WHAT THIS TASK INVOLVES ->
Repeat each entry in full, exactly.

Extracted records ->

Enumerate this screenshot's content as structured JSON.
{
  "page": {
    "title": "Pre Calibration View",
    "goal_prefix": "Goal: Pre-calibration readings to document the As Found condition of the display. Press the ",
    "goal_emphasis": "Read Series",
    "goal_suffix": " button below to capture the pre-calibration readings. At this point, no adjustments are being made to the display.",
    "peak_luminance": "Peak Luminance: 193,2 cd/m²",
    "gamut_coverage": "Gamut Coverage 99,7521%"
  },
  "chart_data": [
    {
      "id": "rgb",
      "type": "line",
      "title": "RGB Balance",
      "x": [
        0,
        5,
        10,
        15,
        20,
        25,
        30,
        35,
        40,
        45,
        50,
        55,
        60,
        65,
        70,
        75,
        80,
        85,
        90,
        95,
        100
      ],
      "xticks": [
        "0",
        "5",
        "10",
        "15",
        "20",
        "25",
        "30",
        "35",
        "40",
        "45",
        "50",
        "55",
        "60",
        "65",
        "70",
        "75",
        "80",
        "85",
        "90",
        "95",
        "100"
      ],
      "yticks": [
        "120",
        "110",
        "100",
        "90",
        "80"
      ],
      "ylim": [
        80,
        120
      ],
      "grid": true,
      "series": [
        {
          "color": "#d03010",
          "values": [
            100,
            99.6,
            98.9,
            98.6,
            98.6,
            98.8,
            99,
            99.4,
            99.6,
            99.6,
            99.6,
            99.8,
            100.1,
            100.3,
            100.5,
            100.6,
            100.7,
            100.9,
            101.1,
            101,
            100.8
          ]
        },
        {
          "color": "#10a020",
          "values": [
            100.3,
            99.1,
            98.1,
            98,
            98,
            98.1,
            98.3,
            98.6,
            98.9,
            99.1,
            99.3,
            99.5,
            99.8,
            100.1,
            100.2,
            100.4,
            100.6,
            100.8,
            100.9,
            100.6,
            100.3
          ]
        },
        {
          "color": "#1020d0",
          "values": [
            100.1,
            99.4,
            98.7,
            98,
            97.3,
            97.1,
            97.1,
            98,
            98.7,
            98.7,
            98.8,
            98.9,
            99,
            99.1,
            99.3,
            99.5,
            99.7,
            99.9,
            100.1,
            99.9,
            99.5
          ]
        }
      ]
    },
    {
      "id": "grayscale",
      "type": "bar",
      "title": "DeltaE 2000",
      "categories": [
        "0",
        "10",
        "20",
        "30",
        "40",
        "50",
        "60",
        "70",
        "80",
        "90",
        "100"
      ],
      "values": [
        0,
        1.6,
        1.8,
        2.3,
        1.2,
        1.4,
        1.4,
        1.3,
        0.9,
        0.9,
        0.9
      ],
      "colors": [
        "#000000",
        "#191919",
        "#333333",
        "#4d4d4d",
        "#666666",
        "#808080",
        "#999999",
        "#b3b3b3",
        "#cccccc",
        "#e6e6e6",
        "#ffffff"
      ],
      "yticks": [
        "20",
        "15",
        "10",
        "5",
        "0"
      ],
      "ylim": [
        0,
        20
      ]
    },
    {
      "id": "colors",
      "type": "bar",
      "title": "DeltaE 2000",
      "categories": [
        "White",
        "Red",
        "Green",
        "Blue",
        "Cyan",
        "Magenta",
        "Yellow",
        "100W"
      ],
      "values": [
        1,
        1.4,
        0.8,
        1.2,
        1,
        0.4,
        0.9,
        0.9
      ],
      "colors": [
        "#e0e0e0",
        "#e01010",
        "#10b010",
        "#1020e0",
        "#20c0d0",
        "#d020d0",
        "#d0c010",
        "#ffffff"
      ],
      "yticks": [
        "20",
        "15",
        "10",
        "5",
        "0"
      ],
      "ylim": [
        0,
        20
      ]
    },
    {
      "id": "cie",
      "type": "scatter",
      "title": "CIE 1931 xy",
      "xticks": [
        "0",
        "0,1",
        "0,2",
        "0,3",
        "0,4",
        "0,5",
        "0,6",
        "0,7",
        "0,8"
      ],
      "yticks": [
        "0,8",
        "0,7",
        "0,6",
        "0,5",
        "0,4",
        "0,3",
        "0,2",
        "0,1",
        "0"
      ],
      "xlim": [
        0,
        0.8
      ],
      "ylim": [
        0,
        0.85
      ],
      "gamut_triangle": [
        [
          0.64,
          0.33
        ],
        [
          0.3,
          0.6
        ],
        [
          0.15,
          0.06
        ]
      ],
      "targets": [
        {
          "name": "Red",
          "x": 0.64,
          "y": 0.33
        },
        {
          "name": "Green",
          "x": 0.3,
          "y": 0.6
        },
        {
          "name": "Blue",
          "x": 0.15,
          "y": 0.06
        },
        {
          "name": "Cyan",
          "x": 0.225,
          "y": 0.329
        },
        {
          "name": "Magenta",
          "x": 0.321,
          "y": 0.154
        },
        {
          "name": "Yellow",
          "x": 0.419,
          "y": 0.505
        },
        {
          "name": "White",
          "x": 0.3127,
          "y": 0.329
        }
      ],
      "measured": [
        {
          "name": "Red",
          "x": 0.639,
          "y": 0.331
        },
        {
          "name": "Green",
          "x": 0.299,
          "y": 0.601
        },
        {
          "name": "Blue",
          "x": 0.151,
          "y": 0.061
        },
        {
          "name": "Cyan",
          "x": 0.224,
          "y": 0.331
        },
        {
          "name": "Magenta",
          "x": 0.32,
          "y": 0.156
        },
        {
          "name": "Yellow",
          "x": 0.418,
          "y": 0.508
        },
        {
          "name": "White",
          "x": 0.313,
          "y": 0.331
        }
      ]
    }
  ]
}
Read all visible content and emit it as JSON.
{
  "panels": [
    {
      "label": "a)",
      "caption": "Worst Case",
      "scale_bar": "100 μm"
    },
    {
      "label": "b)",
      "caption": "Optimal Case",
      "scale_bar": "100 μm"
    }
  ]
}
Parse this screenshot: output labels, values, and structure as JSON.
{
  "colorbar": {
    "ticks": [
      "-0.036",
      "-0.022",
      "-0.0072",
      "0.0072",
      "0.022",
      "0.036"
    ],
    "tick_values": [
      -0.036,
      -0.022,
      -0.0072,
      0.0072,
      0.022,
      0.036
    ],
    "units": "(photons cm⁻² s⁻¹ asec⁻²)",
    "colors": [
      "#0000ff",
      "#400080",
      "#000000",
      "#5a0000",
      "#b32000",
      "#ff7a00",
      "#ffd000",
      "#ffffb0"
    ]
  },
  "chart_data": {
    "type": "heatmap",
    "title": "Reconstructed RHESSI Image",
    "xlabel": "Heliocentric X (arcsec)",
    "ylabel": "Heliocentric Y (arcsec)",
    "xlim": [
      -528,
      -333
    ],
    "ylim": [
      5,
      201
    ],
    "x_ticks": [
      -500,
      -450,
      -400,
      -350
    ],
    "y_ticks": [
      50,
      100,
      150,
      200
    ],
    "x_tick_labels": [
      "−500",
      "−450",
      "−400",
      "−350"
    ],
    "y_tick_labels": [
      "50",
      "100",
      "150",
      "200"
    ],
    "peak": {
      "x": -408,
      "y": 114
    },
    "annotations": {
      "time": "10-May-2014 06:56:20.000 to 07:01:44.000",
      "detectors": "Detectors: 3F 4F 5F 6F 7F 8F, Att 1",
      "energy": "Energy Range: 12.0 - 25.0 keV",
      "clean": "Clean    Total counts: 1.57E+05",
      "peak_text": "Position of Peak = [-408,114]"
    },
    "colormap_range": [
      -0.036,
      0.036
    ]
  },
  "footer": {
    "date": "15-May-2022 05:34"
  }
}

ANSWER IN FULL ->
Enumerate this screenshot's content as structured JSON.
{
  "page": {
    "title": "Pre Calibration View",
    "goal_prefix": "Goal: Pre-calibration readings to document the As Found condition of the display. Press the ",
    "goal_emphasis": "Read Series",
    "goal_suffix": " button below to capture the pre-calibration readings. At this point, no adjustments are being made to the display.",
    "peak_luminance": "Peak Luminance: 193,2 cd/m²",
    "gamut_coverage": "Gamut Coverage 99,7521%"
  },
  "chart_data": [
    {
      "id": "rgb",
      "type": "line",
      "title": "RGB Balance",
      "x": [
        0,
        5,
        10,
        15,
        20,
        25,
        30,
        35,
        40,
        45,
        50,
        55,
        60,
        65,
        70,
        75,
        80,
        85,
        90,
        95,
        100
      ],
      "xticks": [
        "0",
        "5",
        "10",
        "15",
        "20",
        "25",
        "30",
        "35",
        "40",
        "45",
        "50",
        "55",
        "60",
        "65",
        "70",
        "75",
        "80",
        "85",
        "90",
        "95",
        "100"
      ],
      "yticks": [
        "120",
        "110",
        "100",
        "90",
        "80"
      ],
      "ylim": [
        80,
        120
      ],
      "grid": true,
      "series": [
        {
          "color": "#d03010",
          "values": [
            100,
            99.6,
            98.9,
            98.6,
            98.6,
            98.8,
            99,
            99.4,
            99.6,
            99.6,
            99.6,
            99.8,
            100.1,
            100.3,
            100.5,
            100.6,
            100.7,
            100.9,
            101.1,
            101,
            100.8
          ]
        },
        {
          "color": "#10a020",
          "values": [
            100.3,
            99.1,
            98.1,
            98,
            98,
            98.1,
            98.3,
            98.6,
            98.9,
            99.1,
            99.3,
            99.5,
            99.8,
            100.1,
            100.2,
            100.4,
            100.6,
            100.8,
            100.9,
            100.6,
            100.3
          ]
        },
        {
          "color": "#1020d0",
          "values": [
            100.1,
            99.4,
            98.7,
            98,
            97.3,
            97.1,
            97.1,
            98,
            98.7,
            98.7,
            98.8,
            98.9,
            99,
            99.1,
            99.3,
            99.5,
            99.7,
            99.9,
            100.1,
            99.9,
            99.5
          ]
        }
      ]
    },
    {
      "id": "grayscale",
      "type": "bar",
      "title": "DeltaE 2000",
      "categories": [
        "0",
        "10",
        "20",
        "30",
        "40",
        "50",
        "60",
        "70",
        "80",
        "90",
        "100"
      ],
      "values": [
        0,
        1.6,
        1.8,
        2.3,
        1.2,
        1.4,
        1.4,
        1.3,
        0.9,
        0.9,
        0.9
      ],
      "colors": [
        "#000000",
        "#191919",
        "#333333",
        "#4d4d4d",
        "#666666",
        "#808080",
        "#999999",
        "#b3b3b3",
        "#cccccc",
        "#e6e6e6",
        "#ffffff"
      ],
      "yticks": [
        "20",
        "15",
        "10",
        "5",
        "0"
      ],
      "ylim": [
        0,
        20
      ]
    },
    {
      "id": "colors",
      "type": "bar",
      "title": "DeltaE 2000",
      "categories": [
        "White",
        "Red",
        "Green",
        "Blue",
        "Cyan",
        "Magenta",
        "Yellow",
        "100W"
      ],
      "values": [
        1,
        1.4,
        0.8,
        1.2,
        1,
        0.4,
        0.9,
        0.9
      ],
      "colors": [
        "#e0e0e0",
        "#e01010",
        "#10b010",
        "#1020e0",
        "#20c0d0",
        "#d020d0",
        "#d0c010",
        "#ffffff"
      ],
      "yticks": [
        "20",
        "15",
        "10",
        "5",
        "0"
      ],
      "ylim": [
        0,
        20
      ]
    },
    {
      "id": "cie",
      "type": "scatter",
      "title": "CIE 1931 xy",
      "xticks": [
        "0",
        "0,1",
        "0,2",
        "0,3",
        "0,4",
        "0,5",
        "0,6",
        "0,7",
        "0,8"
      ],
      "yticks": [
        "0,8",
        "0,7",
        "0,6",
        "0,5",
        "0,4",
        "0,3",
        "0,2",
        "0,1",
        "0"
      ],
      "xlim": [
        0,
        0.8
      ],
      "ylim": [
        0,
        0.85
      ],
      "gamut_triangle": [
        [
          0.64,
          0.33
        ],
        [
          0.3,
          0.6
        ],
        [
          0.15,
          0.06
        ]
      ],
      "targets": [
        {
          "name": "Red",
          "x": 0.64,
          "y": 0.33
        },
        {
          "name": "Green",
          "x": 0.3,
          "y": 0.6
        },
        {
          "name": "Blue",
          "x": 0.15,
          "y": 0.06
        },
        {
          "name": "Cyan",
          "x": 0.225,
          "y": 0.329
        },
        {
          "name": "Magenta",
          "x": 0.321,
          "y": 0.154
        },
        {
          "name": "Yellow",
          "x": 0.419,
          "y": 0.505
        },
        {
          "name": "White",
          "x": 0.3127,
          "y": 0.329
        }
      ],
      "measured": [
        {
          "name": "Red",
          "x": 0.639,
          "y": 0.331
        },
        {
          "name": "Green",
          "x": 0.299,
          "y": 0.601
        },
        {
          "name": "Blue",
          "x": 0.151,
          "y": 0.061
        },
        {
          "name": "Cyan",
          "x": 0.224,
          "y": 0.331
        },
        {
          "name": "Magenta",
          "x": 0.32,
          "y": 0.156
        },
        {
          "name": "Yellow",
          "x": 0.418,
          "y": 0.508
        },
        {
          "name": "White",
          "x": 0.313,
          "y": 0.331
        }
      ]
    }
  ]
}
Read all visible content and emit it as JSON.
{
  "panels": [
    {
      "label": "a)",
      "caption": "Worst Case",
      "scale_bar": "100 μm"
    },
    {
      "label": "b)",
      "caption": "Optimal Case",
      "scale_bar": "100 μm"
    }
  ]
}
Parse this screenshot: output labels, values, and structure as JSON.
{
  "colorbar": {
    "ticks": [
      "-0.036",
      "-0.022",
      "-0.0072",
      "0.0072",
      "0.022",
      "0.036"
    ],
    "tick_values": [
      -0.036,
      -0.022,
      -0.0072,
      0.0072,
      0.022,
      0.036
    ],
    "units": "(photons cm⁻² s⁻¹ asec⁻²)",
    "colors": [
      "#0000ff",
      "#400080",
      "#000000",
      "#5a0000",
      "#b32000",
      "#ff7a00",
      "#ffd000",
      "#ffffb0"
    ]
  },
  "chart_data": {
    "type": "heatmap",
    "title": "Reconstructed RHESSI Image",
    "xlabel": "Heliocentric X (arcsec)",
    "ylabel": "Heliocentric Y (arcsec)",
    "xlim": [
      -528,
      -333
    ],
    "ylim": [
      5,
      201
    ],
    "x_ticks": [
      -500,
      -450,
      -400,
      -350
    ],
    "y_ticks": [
      50,
      100,
      150,
      200
    ],
    "x_tick_labels": [
      "−500",
      "−450",
      "−400",
      "−350"
    ],
    "y_tick_labels": [
      "50",
      "100",
      "150",
      "200"
    ],
    "peak": {
      "x": -408,
      "y": 114
    },
    "annotations": {
      "time": "10-May-2014 06:56:20.000 to 07:01:44.000",
      "detectors": "Detectors: 3F 4F 5F 6F 7F 8F, Att 1",
      "energy": "Energy Range: 12.0 - 25.0 keV",
      "clean": "Clean    Total counts: 1.57E+05",
      "peak_text": "Position of Peak = [-408,114]"
    },
    "colormap_range": [
      -0.036,
      0.036
    ]
  },
  "footer": {
    "date": "15-May-2022 05:34"
  }
}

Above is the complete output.